* _Dataset items_:
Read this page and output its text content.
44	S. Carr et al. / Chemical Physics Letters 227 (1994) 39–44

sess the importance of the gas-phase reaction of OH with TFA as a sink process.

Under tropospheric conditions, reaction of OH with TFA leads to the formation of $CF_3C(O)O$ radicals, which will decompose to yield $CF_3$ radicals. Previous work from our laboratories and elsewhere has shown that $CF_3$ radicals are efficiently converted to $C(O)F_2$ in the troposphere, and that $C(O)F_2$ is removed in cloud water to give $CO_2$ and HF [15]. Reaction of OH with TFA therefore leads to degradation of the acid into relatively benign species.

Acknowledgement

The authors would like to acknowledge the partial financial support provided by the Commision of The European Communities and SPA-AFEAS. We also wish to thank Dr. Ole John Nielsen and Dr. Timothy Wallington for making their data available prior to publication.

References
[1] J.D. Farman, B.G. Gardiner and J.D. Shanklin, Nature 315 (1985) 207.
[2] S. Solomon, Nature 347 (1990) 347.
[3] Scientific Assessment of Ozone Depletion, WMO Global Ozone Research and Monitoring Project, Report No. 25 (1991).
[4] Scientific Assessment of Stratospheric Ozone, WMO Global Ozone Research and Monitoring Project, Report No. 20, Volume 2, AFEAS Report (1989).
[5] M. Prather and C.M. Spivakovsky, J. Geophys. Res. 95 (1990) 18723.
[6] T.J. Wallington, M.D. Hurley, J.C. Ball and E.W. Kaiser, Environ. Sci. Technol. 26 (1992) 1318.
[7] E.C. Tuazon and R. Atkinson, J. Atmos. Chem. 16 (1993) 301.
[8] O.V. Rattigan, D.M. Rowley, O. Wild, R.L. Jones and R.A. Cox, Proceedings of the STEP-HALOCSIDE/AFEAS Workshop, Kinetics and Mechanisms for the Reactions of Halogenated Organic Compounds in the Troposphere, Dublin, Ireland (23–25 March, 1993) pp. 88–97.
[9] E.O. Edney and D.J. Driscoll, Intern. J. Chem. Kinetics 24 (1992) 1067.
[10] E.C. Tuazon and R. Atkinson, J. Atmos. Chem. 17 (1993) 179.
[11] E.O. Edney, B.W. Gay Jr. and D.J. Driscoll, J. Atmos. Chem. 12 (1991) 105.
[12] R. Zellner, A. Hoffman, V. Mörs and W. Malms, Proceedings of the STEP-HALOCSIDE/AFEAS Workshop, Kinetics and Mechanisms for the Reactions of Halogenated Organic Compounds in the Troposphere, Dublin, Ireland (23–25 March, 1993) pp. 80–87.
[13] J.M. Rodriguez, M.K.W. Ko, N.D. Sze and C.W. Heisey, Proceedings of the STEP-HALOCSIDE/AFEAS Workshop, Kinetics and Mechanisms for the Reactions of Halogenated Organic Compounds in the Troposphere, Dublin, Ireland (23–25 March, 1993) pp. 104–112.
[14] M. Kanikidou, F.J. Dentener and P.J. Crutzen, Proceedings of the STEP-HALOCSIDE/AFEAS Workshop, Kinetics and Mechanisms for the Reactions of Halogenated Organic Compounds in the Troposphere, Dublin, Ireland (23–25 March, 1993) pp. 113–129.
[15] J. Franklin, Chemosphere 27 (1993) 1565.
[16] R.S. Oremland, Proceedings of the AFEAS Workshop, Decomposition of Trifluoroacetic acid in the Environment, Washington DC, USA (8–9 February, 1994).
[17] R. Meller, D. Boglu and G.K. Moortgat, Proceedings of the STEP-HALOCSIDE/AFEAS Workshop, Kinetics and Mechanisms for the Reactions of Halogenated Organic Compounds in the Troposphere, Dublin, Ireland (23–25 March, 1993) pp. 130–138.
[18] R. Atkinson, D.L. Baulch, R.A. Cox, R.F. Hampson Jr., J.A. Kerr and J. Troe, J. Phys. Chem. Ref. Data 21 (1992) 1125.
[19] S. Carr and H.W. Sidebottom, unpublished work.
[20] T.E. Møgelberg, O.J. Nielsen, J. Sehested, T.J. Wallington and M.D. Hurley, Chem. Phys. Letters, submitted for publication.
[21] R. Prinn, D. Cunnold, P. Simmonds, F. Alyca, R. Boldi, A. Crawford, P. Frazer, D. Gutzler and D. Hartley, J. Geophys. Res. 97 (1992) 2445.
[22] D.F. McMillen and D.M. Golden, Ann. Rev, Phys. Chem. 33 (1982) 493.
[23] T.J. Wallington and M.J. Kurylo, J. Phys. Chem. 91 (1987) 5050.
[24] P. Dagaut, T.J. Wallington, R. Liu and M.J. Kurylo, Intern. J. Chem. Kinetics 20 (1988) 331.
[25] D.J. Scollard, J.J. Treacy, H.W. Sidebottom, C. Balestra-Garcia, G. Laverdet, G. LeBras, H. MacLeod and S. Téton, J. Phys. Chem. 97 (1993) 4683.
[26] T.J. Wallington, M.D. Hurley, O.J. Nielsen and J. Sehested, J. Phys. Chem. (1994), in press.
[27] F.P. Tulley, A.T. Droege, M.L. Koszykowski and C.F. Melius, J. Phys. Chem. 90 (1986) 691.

* _OBJECTIVE_: Extract the complete set of records unchanged.

* _FINAL RESULT_:
Read this page and output its text content.
44	S. Carr et al. / Chemical Physics Letters 227 (1994) 39–44

sess the importance of the gas-phase reaction of OH with TFA as a sink process.

Under tropospheric conditions, reaction of OH with TFA leads to the formation of $CF_3C(O)O$ radicals, which will decompose to yield $CF_3$ radicals. Previous work from our laboratories and elsewhere has shown that $CF_3$ radicals are efficiently converted to $C(O)F_2$ in the troposphere, and that $C(O)F_2$ is removed in cloud water to give $CO_2$ and HF [15]. Reaction of OH with TFA therefore leads to degradation of the acid into relatively benign species.

Acknowledgement

The authors would like to acknowledge the partial financial support provided by the Commision of The European Communities and SPA-AFEAS. We also wish to thank Dr. Ole John Nielsen and Dr. Timothy Wallington for making their data available prior to publication.

References
[1] J.D. Farman, B.G. Gardiner and J.D. Shanklin, Nature 315 (1985) 207.
[2] S. Solomon, Nature 347 (1990) 347.
[3] Scientific Assessment of Ozone Depletion, WMO Global Ozone Research and Monitoring Project, Report No. 25 (1991).
[4] Scientific Assessment of Stratospheric Ozone, WMO Global Ozone Research and Monitoring Project, Report No. 20, Volume 2, AFEAS Report (1989).
[5] M. Prather and C.M. Spivakovsky, J. Geophys. Res. 95 (1990) 18723.
[6] T.J. Wallington, M.D. Hurley, J.C. Ball and E.W. Kaiser, Environ. Sci. Technol. 26 (1992) 1318.
[7] E.C. Tuazon and R. Atkinson, J. Atmos. Chem. 16 (1993) 301.
[8] O.V. Rattigan, D.M. Rowley, O. Wild, R.L. Jones and R.A. Cox, Proceedings of the STEP-HALOCSIDE/AFEAS Workshop, Kinetics and Mechanisms for the Reactions of Halogenated Organic Compounds in the Troposphere, Dublin, Ireland (23–25 March, 1993) pp. 88–97.
[9] E.O. Edney and D.J. Driscoll, Intern. J. Chem. Kinetics 24 (1992) 1067.
[10] E.C. Tuazon and R. Atkinson, J. Atmos. Chem. 17 (1993) 179.
[11] E.O. Edney, B.W. Gay Jr. and D.J. Driscoll, J. Atmos. Chem. 12 (1991) 105.
[12] R. Zellner, A. Hoffman, V. Mörs and W. Malms, Proceedings of the STEP-HALOCSIDE/AFEAS Workshop, Kinetics and Mechanisms for the Reactions of Halogenated Organic Compounds in the Troposphere, Dublin, Ireland (23–25 March, 1993) pp. 80–87.
[13] J.M. Rodriguez, M.K.W. Ko, N.D. Sze and C.W. Heisey, Proceedings of the STEP-HALOCSIDE/AFEAS Workshop, Kinetics and Mechanisms for the Reactions of Halogenated Organic Compounds in the Troposphere, Dublin, Ireland (23–25 March, 1993) pp. 104–112.
[14] M. Kanikidou, F.J. Dentener and P.J. Crutzen, Proceedings of the STEP-HALOCSIDE/AFEAS Workshop, Kinetics and Mechanisms for the Reactions of Halogenated Organic Compounds in the Troposphere, Dublin, Ireland (23–25 March, 1993) pp. 113–129.
[15] J. Franklin, Chemosphere 27 (1993) 1565.
[16] R.S. Oremland, Proceedings of the AFEAS Workshop, Decomposition of Trifluoroacetic acid in the Environment, Washington DC, USA (8–9 February, 1994).
[17] R. Meller, D. Boglu and G.K. Moortgat, Proceedings of the STEP-HALOCSIDE/AFEAS Workshop, Kinetics and Mechanisms for the Reactions of Halogenated Organic Compounds in the Troposphere, Dublin, Ireland (23–25 March, 1993) pp. 130–138.
[18] R. Atkinson, D.L. Baulch, R.A. Cox, R.F. Hampson Jr., J.A. Kerr and J. Troe, J. Phys. Chem. Ref. Data 21 (1992) 1125.
[19] S. Carr and H.W. Sidebottom, unpublished work.
[20] T.E. Møgelberg, O.J. Nielsen, J. Sehested, T.J. Wallington and M.D. Hurley, Chem. Phys. Letters, submitted for publication.
[21] R. Prinn, D. Cunnold, P. Simmonds, F. Alyca, R. Boldi, A. Crawford, P. Frazer, D. Gutzler and D. Hartley, J. Geophys. Res. 97 (1992) 2445.
[22] D.F. McMillen and D.M. Golden, Ann. Rev, Phys. Chem. 33 (1982) 493.
[23] T.J. Wallington and M.J. Kurylo, J. Phys. Chem. 91 (1987) 5050.
[24] P. Dagaut, T.J. Wallington, R. Liu and M.J. Kurylo, Intern. J. Chem. Kinetics 20 (1988) 331.
[25] D.J. Scollard, J.J. Treacy, H.W. Sidebottom, C. Balestra-Garcia, G. Laverdet, G. LeBras, H. MacLeod and S. Téton, J. Phys. Chem. 97 (1993) 4683.
[26] T.J. Wallington, M.D. Hurley, O.J. Nielsen and J. Sehested, J. Phys. Chem. (1994), in press.
[27] F.P. Tulley, A.T. Droege, M.L. Koszykowski and C.F. Melius, J. Phys. Chem. 90 (1986) 691.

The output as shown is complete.